(Dataset entries)
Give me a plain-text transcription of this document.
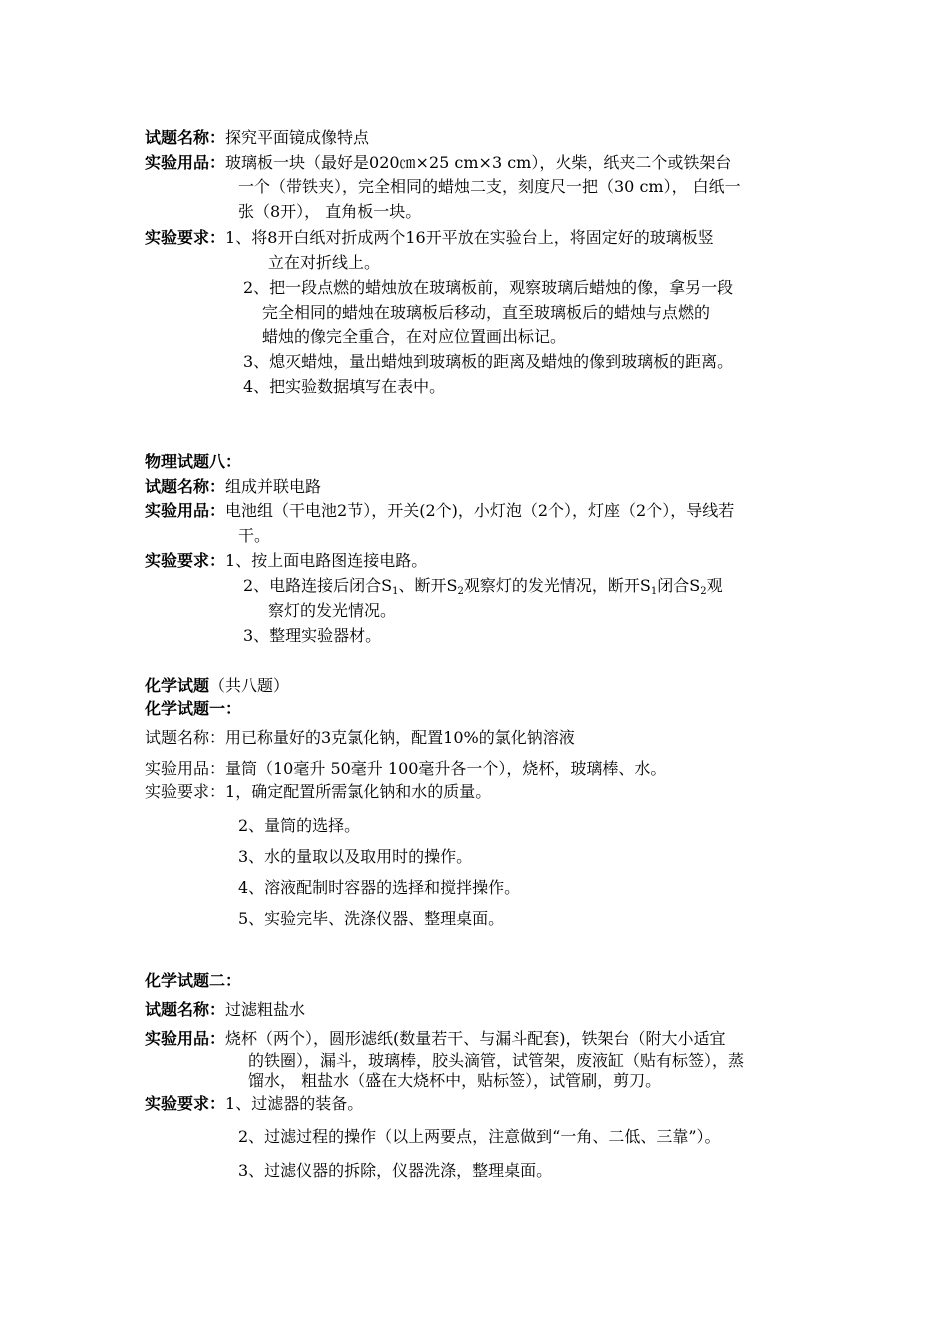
试题名称：探究平面镜成像特点
实验用品：玻璃板一块（最好是020㎝×25 cm×3 cm），火柴，纸夹二个或铁架台
一个（带铁夹），完全相同的蜡烛二支，刻度尺一把（30 cm）， 白纸一
张（8开）， 直角板一块。
实验要求：1、将8开白纸对折成两个16开平放在实验台上，将固定好的玻璃板竖
立在对折线上。
2、把一段点燃的蜡烛放在玻璃板前，观察玻璃后蜡烛的像，拿另一段
完全相同的蜡烛在玻璃板后移动，直至玻璃板后的蜡烛与点燃的
蜡烛的像完全重合，在对应位置画出标记。
3、熄灭蜡烛，量出蜡烛到玻璃板的距离及蜡烛的像到玻璃板的距离。
4、把实验数据填写在表中。
物理试题八：
试题名称：组成并联电路
实验用品：电池组（干电池2节），开关(2个)，小灯泡（2个），灯座（2个），导线若
干。
实验要求：1、按上面电路图连接电路。
2、电路连接后闭合$S_1$、断开$S_2$观察灯的发光情况，断开$S_1$闭合$S_2$观
察灯的发光情况。
3、整理实验器材。
化学试题（共八题）
化学试题一：
试题名称：用已称量好的3克氯化钠，配置10%的氯化钠溶液
实验用品：量筒（10毫升 50毫升 100毫升各一个），烧杯，玻璃棒、水。
实验要求：1，确定配置所需氯化钠和水的质量。
2、量筒的选择。
3、水的量取以及取用时的操作。
4、溶液配制时容器的选择和搅拌操作。
5、实验完毕、洗涤仪器、整理桌面。
化学试题二：
试题名称：过滤粗盐水
实验用品：烧杯（两个），圆形滤纸(数量若干、与漏斗配套)，铁架台（附大小适宜
的铁圈），漏斗，玻璃棒，胶头滴管，试管架，废液缸（贴有标签），蒸
馏水， 粗盐水（盛在大烧杯中，贴标签），试管刷，剪刀。
实验要求：1、过滤器的装备。
2、过滤过程的操作（以上两要点，注意做到“一角、二低、三靠”）。
3、过滤仪器的拆除，仪器洗涤，整理桌面。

→ **SHORT PROBLEM**: Restate the full listing verbatim and drop every picture.

→ **ANSWER FOR THE TASK**:
Give me a plain-text transcription of this document.
试题名称：探究平面镜成像特点
实验用品：玻璃板一块（最好是020㎝×25 cm×3 cm），火柴，纸夹二个或铁架台
一个（带铁夹），完全相同的蜡烛二支，刻度尺一把（30 cm）， 白纸一
张（8开）， 直角板一块。
实验要求：1、将8开白纸对折成两个16开平放在实验台上，将固定好的玻璃板竖
立在对折线上。
2、把一段点燃的蜡烛放在玻璃板前，观察玻璃后蜡烛的像，拿另一段
完全相同的蜡烛在玻璃板后移动，直至玻璃板后的蜡烛与点燃的
蜡烛的像完全重合，在对应位置画出标记。
3、熄灭蜡烛，量出蜡烛到玻璃板的距离及蜡烛的像到玻璃板的距离。
4、把实验数据填写在表中。
物理试题八：
试题名称：组成并联电路
实验用品：电池组（干电池2节），开关(2个)，小灯泡（2个），灯座（2个），导线若
干。
实验要求：1、按上面电路图连接电路。
2、电路连接后闭合$S_1$、断开$S_2$观察灯的发光情况，断开$S_1$闭合$S_2$观
察灯的发光情况。
3、整理实验器材。
化学试题（共八题）
化学试题一：
试题名称：用已称量好的3克氯化钠，配置10%的氯化钠溶液
实验用品：量筒（10毫升 50毫升 100毫升各一个），烧杯，玻璃棒、水。
实验要求：1，确定配置所需氯化钠和水的质量。
2、量筒的选择。
3、水的量取以及取用时的操作。
4、溶液配制时容器的选择和搅拌操作。
5、实验完毕、洗涤仪器、整理桌面。
化学试题二：
试题名称：过滤粗盐水
实验用品：烧杯（两个），圆形滤纸(数量若干、与漏斗配套)，铁架台（附大小适宜
的铁圈），漏斗，玻璃棒，胶头滴管，试管架，废液缸（贴有标签），蒸
馏水， 粗盐水（盛在大烧杯中，贴标签），试管刷，剪刀。
实验要求：1、过滤器的装备。
2、过滤过程的操作（以上两要点，注意做到“一角、二低、三靠”）。
3、过滤仪器的拆除，仪器洗涤，整理桌面。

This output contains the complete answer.